:: Given instruction ::
Write out every line of the entries below verbatim, leaving out the pictures.

>> Start Dataset records

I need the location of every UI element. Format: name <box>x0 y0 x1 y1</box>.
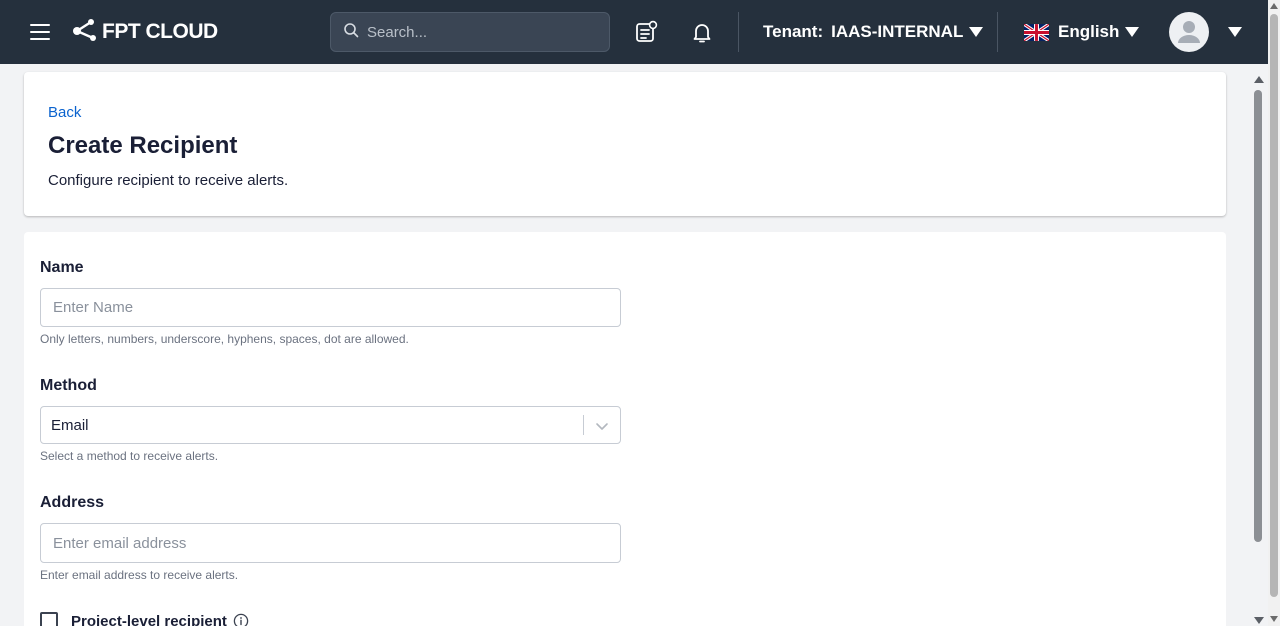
page-scroll-up-arrow-icon[interactable] <box>1270 3 1278 9</box>
tenant-label: Tenant: <box>763 22 824 41</box>
method-selected-value: Email <box>51 417 89 434</box>
language-label: English <box>1058 22 1120 41</box>
topbar-divider <box>997 12 998 52</box>
content-scrollbar[interactable] <box>1250 64 1268 626</box>
name-hint: Only letters, numbers, underscore, hyphe… <box>40 332 409 346</box>
address-label: Address <box>40 494 105 511</box>
user-avatar-icon[interactable] <box>1169 12 1209 52</box>
method-select[interactable]: Email <box>40 406 621 444</box>
bell-icon[interactable] <box>690 20 714 44</box>
page-title: Create Recipient <box>48 132 238 159</box>
address-input[interactable] <box>40 523 621 563</box>
tenant-selector[interactable]: Tenant: IAAS-INTERNAL <box>763 20 984 44</box>
search-icon <box>343 22 359 43</box>
caret-down-icon[interactable] <box>1228 27 1242 37</box>
create-recipient-form: Name Only letters, numbers, underscore, … <box>24 232 1226 626</box>
page-header-card: Back Create Recipient Configure recipien… <box>24 72 1226 216</box>
request-list-icon[interactable] <box>634 20 658 44</box>
page-scroll-down-arrow-icon[interactable] <box>1270 616 1278 622</box>
address-hint: Enter email address to receive alerts. <box>40 568 239 582</box>
topbar-divider <box>738 12 739 52</box>
scroll-down-arrow-icon[interactable] <box>1254 617 1264 624</box>
caret-down-icon <box>969 27 984 37</box>
page-subtitle: Configure recipient to receive alerts. <box>48 172 289 189</box>
top-navigation-bar: FPT CLOUD Tenant: IAAS-INTERNAL <box>0 0 1280 64</box>
project-level-recipient-row: Project-level recipient <box>40 612 249 626</box>
scroll-up-arrow-icon[interactable] <box>1254 76 1264 83</box>
caret-down-icon <box>1125 27 1140 37</box>
search-input[interactable] <box>367 23 587 41</box>
scrollbar-thumb[interactable] <box>1254 90 1262 542</box>
method-label: Method <box>40 377 97 394</box>
hamburger-menu-icon[interactable] <box>28 20 52 44</box>
page-scrollbar[interactable] <box>1268 0 1280 626</box>
name-label: Name <box>40 259 84 276</box>
brand-name: FPT CLOUD <box>102 20 218 43</box>
uk-flag-icon <box>1023 22 1050 42</box>
back-link[interactable]: Back <box>48 104 81 121</box>
chevron-down-icon <box>594 418 610 434</box>
method-hint: Select a method to receive alerts. <box>40 449 219 463</box>
fpt-cloud-logo-icon <box>72 17 98 48</box>
select-separator <box>583 415 584 435</box>
search-box[interactable] <box>330 12 610 52</box>
info-circle-icon[interactable] <box>233 613 249 626</box>
tenant-value: IAAS-INTERNAL <box>831 22 964 41</box>
project-level-recipient-label: Project-level recipient <box>71 612 227 626</box>
language-selector[interactable]: English <box>1023 20 1140 44</box>
fpt-cloud-logo[interactable]: FPT CLOUD <box>72 16 218 48</box>
page-scrollbar-thumb[interactable] <box>1270 14 1278 597</box>
project-level-recipient-checkbox[interactable] <box>40 612 58 626</box>
name-input[interactable] <box>40 288 621 327</box>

>> End Dataset records

:: Solution for this task ::
I need the location of every UI element. Format: name <box>x0 y0 x1 y1</box>.
page-scroll-up-arrow-icon[interactable] <box>1270 3 1278 9</box>
tenant-label: Tenant: <box>763 22 824 41</box>
method-selected-value: Email <box>51 417 89 434</box>
language-label: English <box>1058 22 1120 41</box>
topbar-divider <box>997 12 998 52</box>
content-scrollbar[interactable] <box>1250 64 1268 626</box>
name-hint: Only letters, numbers, underscore, hyphe… <box>40 332 409 346</box>
address-label: Address <box>40 494 105 511</box>
user-avatar-icon[interactable] <box>1169 12 1209 52</box>
method-select[interactable]: Email <box>40 406 621 444</box>
bell-icon[interactable] <box>690 20 714 44</box>
page-title: Create Recipient <box>48 132 238 159</box>
address-input[interactable] <box>40 523 621 563</box>
tenant-selector[interactable]: Tenant: IAAS-INTERNAL <box>763 20 984 44</box>
search-icon <box>343 22 359 43</box>
caret-down-icon[interactable] <box>1228 27 1242 37</box>
create-recipient-form: Name Only letters, numbers, underscore, … <box>24 232 1226 626</box>
page-header-card: Back Create Recipient Configure recipien… <box>24 72 1226 216</box>
request-list-icon[interactable] <box>634 20 658 44</box>
page-scroll-down-arrow-icon[interactable] <box>1270 616 1278 622</box>
address-hint: Enter email address to receive alerts. <box>40 568 239 582</box>
topbar-divider <box>738 12 739 52</box>
scroll-down-arrow-icon[interactable] <box>1254 617 1264 624</box>
caret-down-icon <box>969 27 984 37</box>
page-subtitle: Configure recipient to receive alerts. <box>48 172 289 189</box>
top-navigation-bar: FPT CLOUD Tenant: IAAS-INTERNAL <box>0 0 1280 64</box>
project-level-recipient-row: Project-level recipient <box>40 612 249 626</box>
scroll-up-arrow-icon[interactable] <box>1254 76 1264 83</box>
caret-down-icon <box>1125 27 1140 37</box>
search-input[interactable] <box>367 23 587 41</box>
scrollbar-thumb[interactable] <box>1254 90 1262 542</box>
method-label: Method <box>40 377 97 394</box>
hamburger-menu-icon[interactable] <box>28 20 52 44</box>
page-scrollbar[interactable] <box>1268 0 1280 626</box>
name-label: Name <box>40 259 84 276</box>
brand-name: FPT CLOUD <box>102 20 218 43</box>
uk-flag-icon <box>1023 22 1050 42</box>
back-link[interactable]: Back <box>48 104 81 121</box>
chevron-down-icon <box>594 418 610 434</box>
method-hint: Select a method to receive alerts. <box>40 449 219 463</box>
fpt-cloud-logo-icon <box>72 17 98 48</box>
select-separator <box>583 415 584 435</box>
search-box[interactable] <box>330 12 610 52</box>
info-circle-icon[interactable] <box>233 613 249 626</box>
tenant-value: IAAS-INTERNAL <box>831 22 964 41</box>
project-level-recipient-label: Project-level recipient <box>71 612 227 626</box>
language-selector[interactable]: English <box>1023 20 1140 44</box>
fpt-cloud-logo[interactable]: FPT CLOUD <box>72 16 218 48</box>
page-scrollbar-thumb[interactable] <box>1270 14 1278 597</box>
project-level-recipient-checkbox[interactable] <box>40 612 58 626</box>
name-input[interactable] <box>40 288 621 327</box>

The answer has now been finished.